WHAT TO DO
Do not include the pictures; repeat the rest of the data exactly.

INPUT MATERIAL
§

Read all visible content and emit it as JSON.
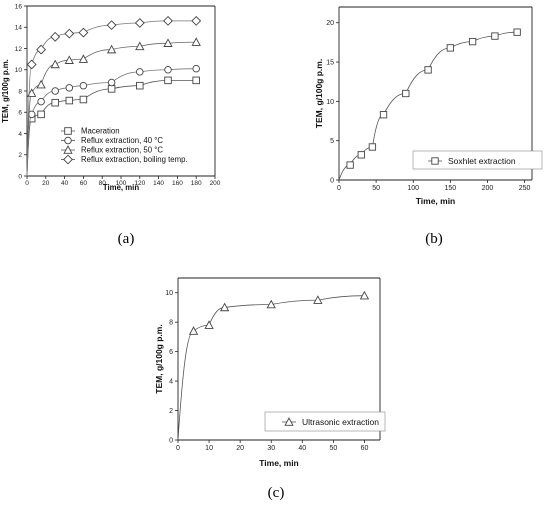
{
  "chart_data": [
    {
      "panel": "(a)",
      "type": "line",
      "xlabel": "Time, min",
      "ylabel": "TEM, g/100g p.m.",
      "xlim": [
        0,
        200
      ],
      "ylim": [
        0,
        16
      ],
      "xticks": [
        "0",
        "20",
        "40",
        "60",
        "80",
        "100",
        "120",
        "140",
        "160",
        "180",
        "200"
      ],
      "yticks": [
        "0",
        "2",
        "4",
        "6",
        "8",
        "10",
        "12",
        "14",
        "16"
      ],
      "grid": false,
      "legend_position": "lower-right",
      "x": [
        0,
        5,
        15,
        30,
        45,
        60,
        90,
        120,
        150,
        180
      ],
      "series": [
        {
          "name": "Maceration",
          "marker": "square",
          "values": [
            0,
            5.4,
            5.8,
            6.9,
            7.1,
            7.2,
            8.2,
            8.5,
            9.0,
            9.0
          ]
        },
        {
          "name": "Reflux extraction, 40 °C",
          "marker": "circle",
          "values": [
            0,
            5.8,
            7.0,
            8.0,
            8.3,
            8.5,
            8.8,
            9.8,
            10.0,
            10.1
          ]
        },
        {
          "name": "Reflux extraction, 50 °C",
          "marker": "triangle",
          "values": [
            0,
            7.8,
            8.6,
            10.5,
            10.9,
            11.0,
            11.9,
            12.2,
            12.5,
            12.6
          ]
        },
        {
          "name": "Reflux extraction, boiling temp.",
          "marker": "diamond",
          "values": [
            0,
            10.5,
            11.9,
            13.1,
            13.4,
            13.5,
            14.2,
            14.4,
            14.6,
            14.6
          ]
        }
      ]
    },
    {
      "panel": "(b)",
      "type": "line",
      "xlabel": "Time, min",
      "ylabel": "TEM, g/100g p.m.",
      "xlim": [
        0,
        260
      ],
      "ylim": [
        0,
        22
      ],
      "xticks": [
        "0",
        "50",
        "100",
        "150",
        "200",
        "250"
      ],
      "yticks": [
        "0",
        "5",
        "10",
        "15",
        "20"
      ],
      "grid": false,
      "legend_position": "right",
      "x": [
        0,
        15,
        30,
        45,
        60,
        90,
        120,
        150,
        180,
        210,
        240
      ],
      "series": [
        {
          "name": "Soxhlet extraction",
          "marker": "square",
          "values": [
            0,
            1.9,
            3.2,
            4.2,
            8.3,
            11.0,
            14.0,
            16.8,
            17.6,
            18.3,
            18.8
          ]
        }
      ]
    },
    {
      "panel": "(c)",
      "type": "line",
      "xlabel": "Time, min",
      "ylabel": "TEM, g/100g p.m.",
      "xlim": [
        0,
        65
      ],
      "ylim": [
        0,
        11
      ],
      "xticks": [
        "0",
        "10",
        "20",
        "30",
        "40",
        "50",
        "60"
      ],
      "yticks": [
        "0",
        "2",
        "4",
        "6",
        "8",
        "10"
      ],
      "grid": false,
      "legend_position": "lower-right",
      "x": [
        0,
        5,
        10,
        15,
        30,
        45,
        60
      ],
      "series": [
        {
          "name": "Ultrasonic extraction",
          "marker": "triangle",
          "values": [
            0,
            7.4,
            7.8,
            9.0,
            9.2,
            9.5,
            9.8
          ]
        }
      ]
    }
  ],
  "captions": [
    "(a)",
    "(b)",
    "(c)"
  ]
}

§

COMPLETED TASK
Read all visible content and emit it as JSON.
{
  "chart_data": [
    {
      "panel": "(a)",
      "type": "line",
      "xlabel": "Time, min",
      "ylabel": "TEM, g/100g p.m.",
      "xlim": [
        0,
        200
      ],
      "ylim": [
        0,
        16
      ],
      "xticks": [
        "0",
        "20",
        "40",
        "60",
        "80",
        "100",
        "120",
        "140",
        "160",
        "180",
        "200"
      ],
      "yticks": [
        "0",
        "2",
        "4",
        "6",
        "8",
        "10",
        "12",
        "14",
        "16"
      ],
      "grid": false,
      "legend_position": "lower-right",
      "x": [
        0,
        5,
        15,
        30,
        45,
        60,
        90,
        120,
        150,
        180
      ],
      "series": [
        {
          "name": "Maceration",
          "marker": "square",
          "values": [
            0,
            5.4,
            5.8,
            6.9,
            7.1,
            7.2,
            8.2,
            8.5,
            9.0,
            9.0
          ]
        },
        {
          "name": "Reflux extraction, 40 °C",
          "marker": "circle",
          "values": [
            0,
            5.8,
            7.0,
            8.0,
            8.3,
            8.5,
            8.8,
            9.8,
            10.0,
            10.1
          ]
        },
        {
          "name": "Reflux extraction, 50 °C",
          "marker": "triangle",
          "values": [
            0,
            7.8,
            8.6,
            10.5,
            10.9,
            11.0,
            11.9,
            12.2,
            12.5,
            12.6
          ]
        },
        {
          "name": "Reflux extraction, boiling temp.",
          "marker": "diamond",
          "values": [
            0,
            10.5,
            11.9,
            13.1,
            13.4,
            13.5,
            14.2,
            14.4,
            14.6,
            14.6
          ]
        }
      ]
    },
    {
      "panel": "(b)",
      "type": "line",
      "xlabel": "Time, min",
      "ylabel": "TEM, g/100g p.m.",
      "xlim": [
        0,
        260
      ],
      "ylim": [
        0,
        22
      ],
      "xticks": [
        "0",
        "50",
        "100",
        "150",
        "200",
        "250"
      ],
      "yticks": [
        "0",
        "5",
        "10",
        "15",
        "20"
      ],
      "grid": false,
      "legend_position": "right",
      "x": [
        0,
        15,
        30,
        45,
        60,
        90,
        120,
        150,
        180,
        210,
        240
      ],
      "series": [
        {
          "name": "Soxhlet extraction",
          "marker": "square",
          "values": [
            0,
            1.9,
            3.2,
            4.2,
            8.3,
            11.0,
            14.0,
            16.8,
            17.6,
            18.3,
            18.8
          ]
        }
      ]
    },
    {
      "panel": "(c)",
      "type": "line",
      "xlabel": "Time, min",
      "ylabel": "TEM, g/100g p.m.",
      "xlim": [
        0,
        65
      ],
      "ylim": [
        0,
        11
      ],
      "xticks": [
        "0",
        "10",
        "20",
        "30",
        "40",
        "50",
        "60"
      ],
      "yticks": [
        "0",
        "2",
        "4",
        "6",
        "8",
        "10"
      ],
      "grid": false,
      "legend_position": "lower-right",
      "x": [
        0,
        5,
        10,
        15,
        30,
        45,
        60
      ],
      "series": [
        {
          "name": "Ultrasonic extraction",
          "marker": "triangle",
          "values": [
            0,
            7.4,
            7.8,
            9.0,
            9.2,
            9.5,
            9.8
          ]
        }
      ]
    }
  ],
  "captions": [
    "(a)",
    "(b)",
    "(c)"
  ]
}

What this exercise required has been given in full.